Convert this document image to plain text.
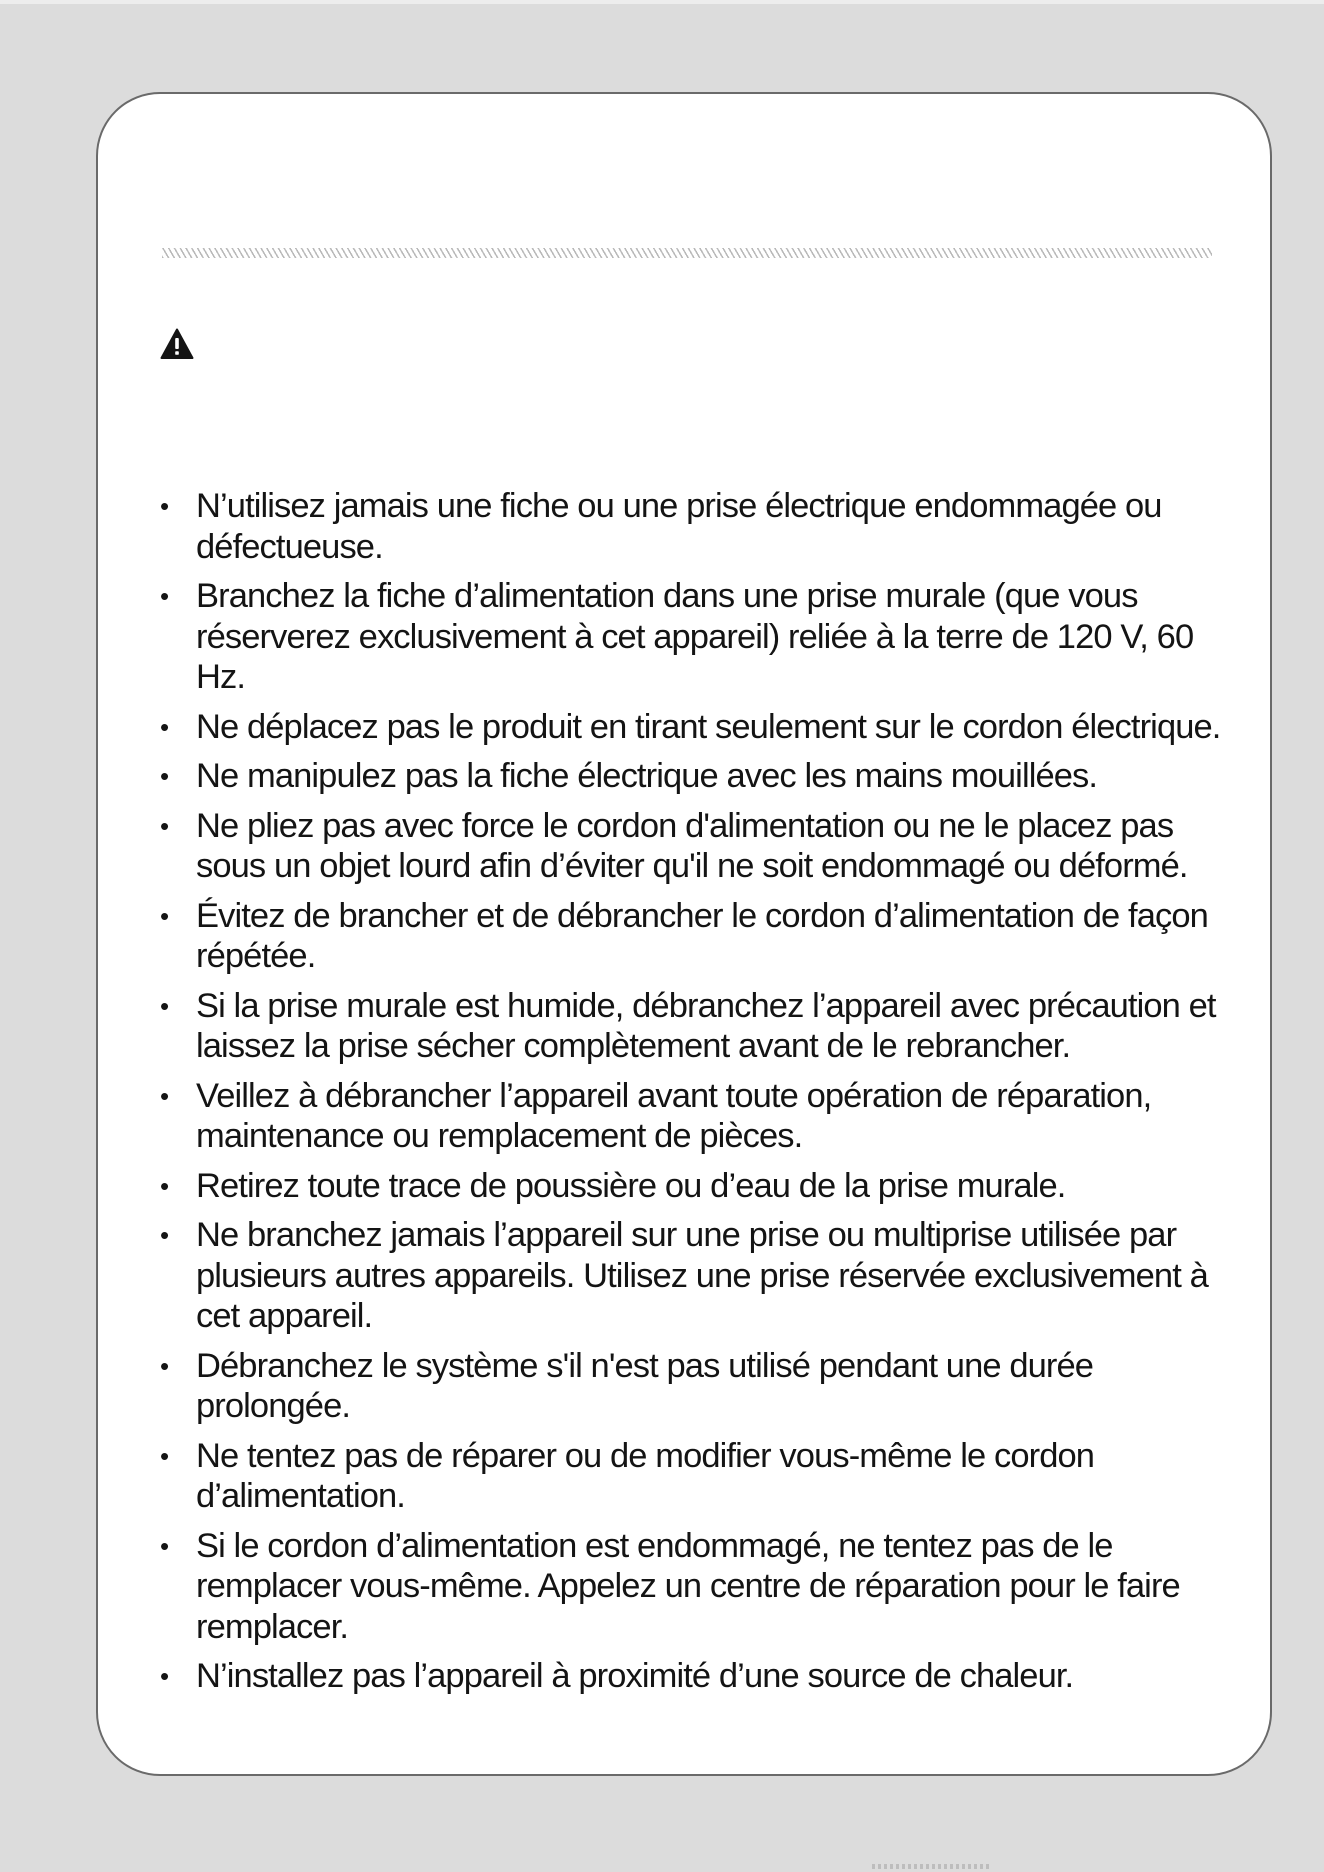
• N’utilisez jamais une fiche ou une prise électrique endommagée ou défectueuse.
• Branchez la fiche d’alimentation dans une prise murale (que vous réserverez exclusivement à cet appareil) reliée à la terre de 120 V, 60 Hz.
• Ne déplacez pas le produit en tirant seulement sur le cordon électrique.
• Ne manipulez pas la fiche électrique avec les mains mouillées.
• Ne pliez pas avec force le cordon d'alimentation ou ne le placez pas sous un objet lourd afin d’éviter qu'il ne soit endommagé ou déformé.
• Évitez de brancher et de débrancher le cordon d’alimentation de façon répétée.
• Si la prise murale est humide, débranchez l’appareil avec précaution et laissez la prise sécher complètement avant de le rebrancher.
• Veillez à débrancher l’appareil avant toute opération de réparation, maintenance ou remplacement de pièces.
• Retirez toute trace de poussière ou d’eau de la prise murale.
• Ne branchez jamais l’appareil sur une prise ou multiprise utilisée par plusieurs autres appareils. Utilisez une prise réservée exclusivement à cet appareil.
• Débranchez le système s'il n'est pas utilisé pendant une durée prolongée.
• Ne tentez pas de réparer ou de modifier vous-même le cordon d’alimentation.
• Si le cordon d’alimentation est endommagé, ne tentez pas de le remplacer vous-même. Appelez un centre de réparation pour le faire remplacer.
• N’installez pas l’appareil à proximité d’une source de chaleur.
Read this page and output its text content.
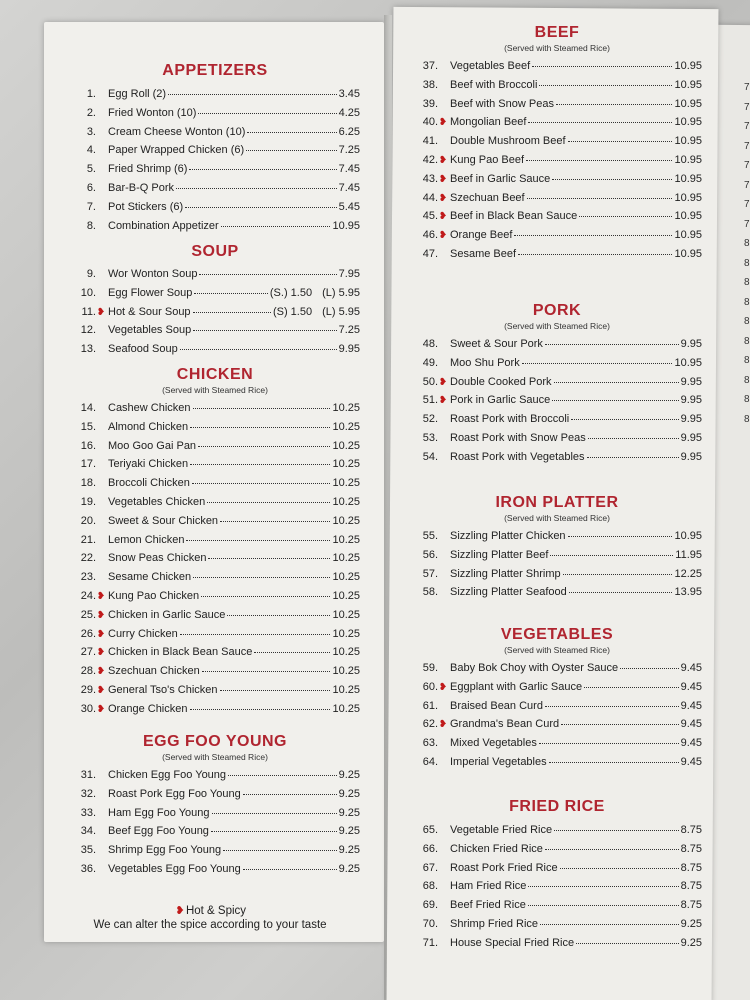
APPETIZERS
1. Egg Roll (2)	3.45
2. Fried Wonton (10)	4.25
3. Cream Cheese Wonton (10)	6.25
4. Paper Wrapped Chicken (6)	7.25
5. Fried Shrimp (6)	7.45
6. Bar-B-Q Pork	7.45
7. Pot Stickers (6)	5.45
8. Combination Appetizer	10.95
SOUP
9. Wor Wonton Soup	7.95
10. Egg Flower Soup	(S.) 1.50 (L) 5.95
11. ❥ Hot & Sour Soup	(S) 1.50 (L) 5.95
12. Vegetables Soup	7.25
13. Seafood Soup	9.95
CHICKEN
(Served with Steamed Rice)
14. Cashew Chicken	10.25
15. Almond Chicken	10.25
16. Moo Goo Gai Pan	10.25
17. Teriyaki Chicken	10.25
18. Broccoli Chicken	10.25
19. Vegetables Chicken	10.25
20. Sweet & Sour Chicken	10.25
21. Lemon Chicken	10.25
22. Snow Peas Chicken	10.25
23. Sesame Chicken	10.25
24. ❥ Kung Pao Chicken	10.25
25. ❥ Chicken in Garlic Sauce	10.25
26. ❥ Curry Chicken	10.25
27. ❥ Chicken in Black Bean Sauce	10.25
28. ❥ Szechuan Chicken	10.25
29. ❥ General Tso's Chicken	10.25
30. ❥ Orange Chicken	10.25
EGG FOO YOUNG
(Served with Steamed Rice)
31. Chicken Egg Foo Young	9.25
32. Roast Pork Egg Foo Young	9.25
33. Ham Egg Foo Young	9.25
34. Beef Egg Foo Young	9.25
35. Shrimp Egg Foo Young	9.25
36. Vegetables Egg Foo Young	9.25
❥Hot & Spicy
We can alter the spice according to your taste
BEEF
(Served with Steamed Rice)
37. Vegetables Beef	10.95
38. Beef with Broccoli	10.95
39. Beef with Snow Peas	10.95
40. ❥ Mongolian Beef	10.95
41. Double Mushroom Beef	10.95
42. ❥ Kung Pao Beef	10.95
43. ❥ Beef in Garlic Sauce	10.95
44. ❥ Szechuan Beef	10.95
45. ❥ Beef in Black Bean Sauce	10.95
46. ❥ Orange Beef	10.95
47. Sesame Beef	10.95
PORK
(Served with Steamed Rice)
48. Sweet & Sour Pork	9.95
49. Moo Shu Pork	10.95
50. ❥ Double Cooked Pork	9.95
51. ❥ Pork in Garlic Sauce	9.95
52. Roast Pork with Broccoli	9.95
53. Roast Pork with Snow Peas	9.95
54. Roast Pork with Vegetables	9.95
IRON PLATTER
(Served with Steamed Rice)
55. Sizzling Platter Chicken	10.95
56. Sizzling Platter Beef	11.95
57. Sizzling Platter Shrimp	12.25
58. Sizzling Platter Seafood	13.95
VEGETABLES
(Served with Steamed Rice)
59. Baby Bok Choy with Oyster Sauce	9.45
60. ❥ Eggplant with Garlic Sauce	9.45
61. Braised Bean Curd	9.45
62. ❥ Grandma's Bean Curd	9.45
63. Mixed Vegetables	9.45
64. Imperial Vegetables	9.45
FRIED RICE
65. Vegetable Fried Rice	8.75
66. Chicken Fried Rice	8.75
67. Roast Pork Fried Rice	8.75
68. Ham Fried Rice	8.75
69. Beef Fried Rice	8.75
70. Shrimp Fried Rice	9.25
71. House Special Fried Rice	9.25
7
7
7
7
7
7
7
7
8
8
8
8
8
8
8
8
8
8
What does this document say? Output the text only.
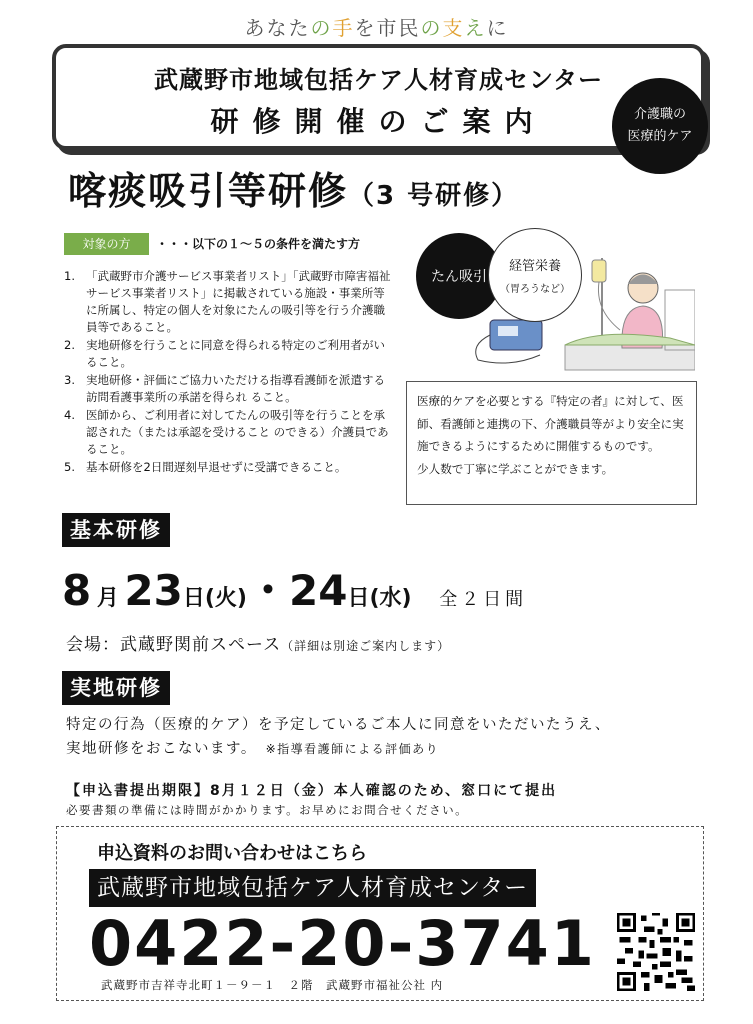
あなたの手を市民の支えに
武蔵野市地域包括ケア人材育成センター
研修開催のご案内	介護職の
医療的ケア
喀痰吸引等研修（3 号研修）
対象の方	・・・以下の１～５の条件を満たす方
1. 「武蔵野市介護サービス事業者リスト」「武蔵野市障害福祉サービス事業者リスト」に掲載されている施設・事業所等に所属し、特定の個人を対象にたんの吸引等を行う介護職 員等であること。
2. 実地研修を行うことに同意を得られる特定のご利用者がいること。
3. 実地研修・評価にご協力いただける指導看護師を派遣する訪問看護事業所の承諾を得られ ること。
4. 医師から、ご利用者に対してたんの吸引等を行うことを承認された（または承認を受けること のできる）介護員であること。
5. 基本研修を2日間遅刻早退せずに受講できること。
たん吸引
経管栄養
（胃ろうなど）
医療的ケアを必要とする『特定の者』に対して、医師、看護師と連携の下、介護職員等がより安全に実施できるようにするために開催するものです。
少人数で丁寧に学ぶことができます。
基本研修
8 月 23日(火)・24日(水) 全２日間
会場：武蔵野関前スペース（詳細は別途ご案内します）
実地研修
特定の行為（医療的ケア）を予定しているご本人に同意をいただいたうえ、
実地研修をおこないます。　 ※指導看護師による評価あり
【申込書提出期限】8月１２日（金）本人確認のため、窓口にて提出
必要書類の準備には時間がかかります。お早めにお問合せください。
申込資料のお問い合わせはこちら
武蔵野市地域包括ケア人材育成センター
0422-20-3741
武蔵野市吉祥寺北町１－９－１　２階　武蔵野市福祉公社 内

• [Task to complete] In the listing above, how many lines hold the word "Seafood"? Give the number and nothing more.

• [Result of the task] 2